GIVEN INSTRUCTION -
Exclude the pictures; give every entry again exactly as written.

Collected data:
▬▬▬▬▬▬
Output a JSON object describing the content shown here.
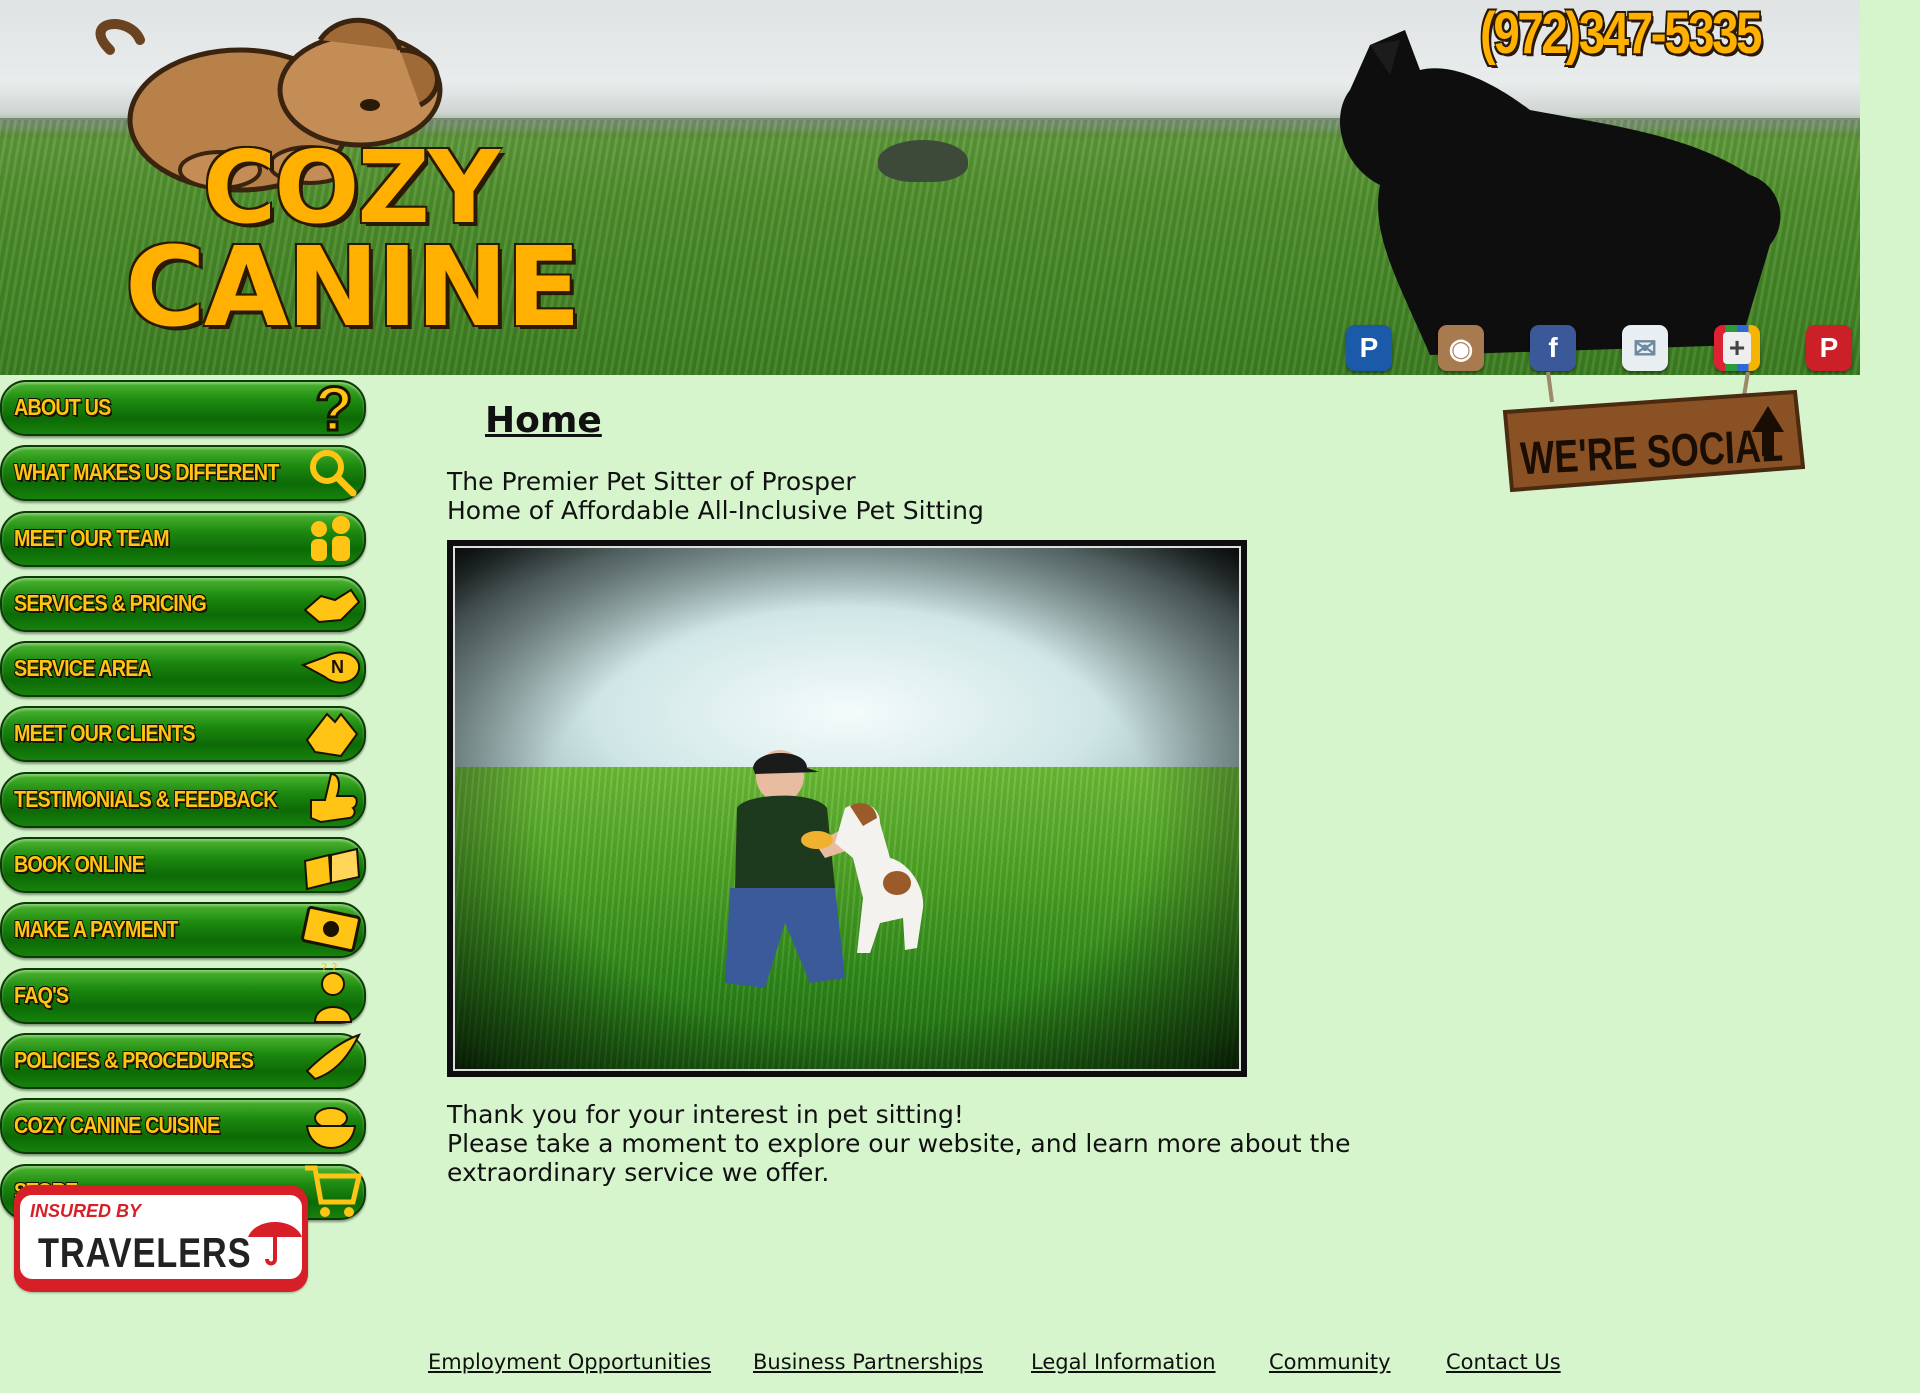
{
  "header": {
    "logo_line1": "COZY",
    "logo_line2": "CANINE",
    "phone": "(972)347-5335",
    "social_icons": [
      {
        "icon": "paypal-icon",
        "glyph": "P",
        "color": "#1b5aa8"
      },
      {
        "icon": "instagram-icon",
        "glyph": "◉",
        "color": "#a87a4f"
      },
      {
        "icon": "facebook-icon",
        "glyph": "f",
        "color": "#3b5998"
      },
      {
        "icon": "email-icon",
        "glyph": "✉",
        "color": "#e8eef2"
      },
      {
        "icon": "google-plus-icon",
        "glyph": "+",
        "color": "#8a8a8a"
      },
      {
        "icon": "pinterest-icon",
        "glyph": "P",
        "color": "#cb2027"
      }
    ],
    "social_sign": "WE'RE SOCIAL"
  },
  "nav": {
    "items": [
      {
        "label": "ABOUT US",
        "icon": "question-mark-icon"
      },
      {
        "label": "WHAT MAKES US DIFFERENT",
        "icon": "magnifier-icon"
      },
      {
        "label": "MEET OUR TEAM",
        "icon": "people-icon"
      },
      {
        "label": "SERVICES & PRICING",
        "icon": "handshake-icon"
      },
      {
        "label": "SERVICE AREA",
        "icon": "compass-icon"
      },
      {
        "label": "MEET OUR CLIENTS",
        "icon": "dog-icon"
      },
      {
        "label": "TESTIMONIALS & FEEDBACK",
        "icon": "thumbs-up-icon"
      },
      {
        "label": "BOOK ONLINE",
        "icon": "book-icon"
      },
      {
        "label": "MAKE A PAYMENT",
        "icon": "money-icon"
      },
      {
        "label": "FAQ'S",
        "icon": "thinking-person-icon"
      },
      {
        "label": "POLICIES & PROCEDURES",
        "icon": "quill-icon"
      },
      {
        "label": "COZY CANINE CUISINE",
        "icon": "food-bowl-icon"
      },
      {
        "label": "STORE",
        "icon": "shopping-cart-icon"
      }
    ],
    "badge_insured": "INSURED BY",
    "badge_name": "TRAVELERS"
  },
  "main": {
    "title": "Home",
    "tagline_1": "The Premier Pet Sitter of Prosper",
    "tagline_2": "Home of Affordable All-Inclusive Pet Sitting",
    "body_1": "Thank you for your interest in pet sitting!",
    "body_2": "Please take a moment to explore our website, and learn more about the extraordinary service we offer."
  },
  "footer": {
    "links": [
      "Employment Opportunities",
      "Business Partnerships",
      "Legal Information",
      "Community",
      "Contact Us"
    ]
  }
}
▬▬▬▬▬▬
RESULT FOR THIS TASK -
Output a JSON object describing the content shown here.
{
  "header": {
    "logo_line1": "COZY",
    "logo_line2": "CANINE",
    "phone": "(972)347-5335",
    "social_icons": [
      {
        "icon": "paypal-icon",
        "glyph": "P",
        "color": "#1b5aa8"
      },
      {
        "icon": "instagram-icon",
        "glyph": "◉",
        "color": "#a87a4f"
      },
      {
        "icon": "facebook-icon",
        "glyph": "f",
        "color": "#3b5998"
      },
      {
        "icon": "email-icon",
        "glyph": "✉",
        "color": "#e8eef2"
      },
      {
        "icon": "google-plus-icon",
        "glyph": "+",
        "color": "#8a8a8a"
      },
      {
        "icon": "pinterest-icon",
        "glyph": "P",
        "color": "#cb2027"
      }
    ],
    "social_sign": "WE'RE SOCIAL"
  },
  "nav": {
    "items": [
      {
        "label": "ABOUT US",
        "icon": "question-mark-icon"
      },
      {
        "label": "WHAT MAKES US DIFFERENT",
        "icon": "magnifier-icon"
      },
      {
        "label": "MEET OUR TEAM",
        "icon": "people-icon"
      },
      {
        "label": "SERVICES & PRICING",
        "icon": "handshake-icon"
      },
      {
        "label": "SERVICE AREA",
        "icon": "compass-icon"
      },
      {
        "label": "MEET OUR CLIENTS",
        "icon": "dog-icon"
      },
      {
        "label": "TESTIMONIALS & FEEDBACK",
        "icon": "thumbs-up-icon"
      },
      {
        "label": "BOOK ONLINE",
        "icon": "book-icon"
      },
      {
        "label": "MAKE A PAYMENT",
        "icon": "money-icon"
      },
      {
        "label": "FAQ'S",
        "icon": "thinking-person-icon"
      },
      {
        "label": "POLICIES & PROCEDURES",
        "icon": "quill-icon"
      },
      {
        "label": "COZY CANINE CUISINE",
        "icon": "food-bowl-icon"
      },
      {
        "label": "STORE",
        "icon": "shopping-cart-icon"
      }
    ],
    "badge_insured": "INSURED BY",
    "badge_name": "TRAVELERS"
  },
  "main": {
    "title": "Home",
    "tagline_1": "The Premier Pet Sitter of Prosper",
    "tagline_2": "Home of Affordable All-Inclusive Pet Sitting",
    "body_1": "Thank you for your interest in pet sitting!",
    "body_2": "Please take a moment to explore our website, and learn more about the extraordinary service we offer."
  },
  "footer": {
    "links": [
      "Employment Opportunities",
      "Business Partnerships",
      "Legal Information",
      "Community",
      "Contact Us"
    ]
  }
}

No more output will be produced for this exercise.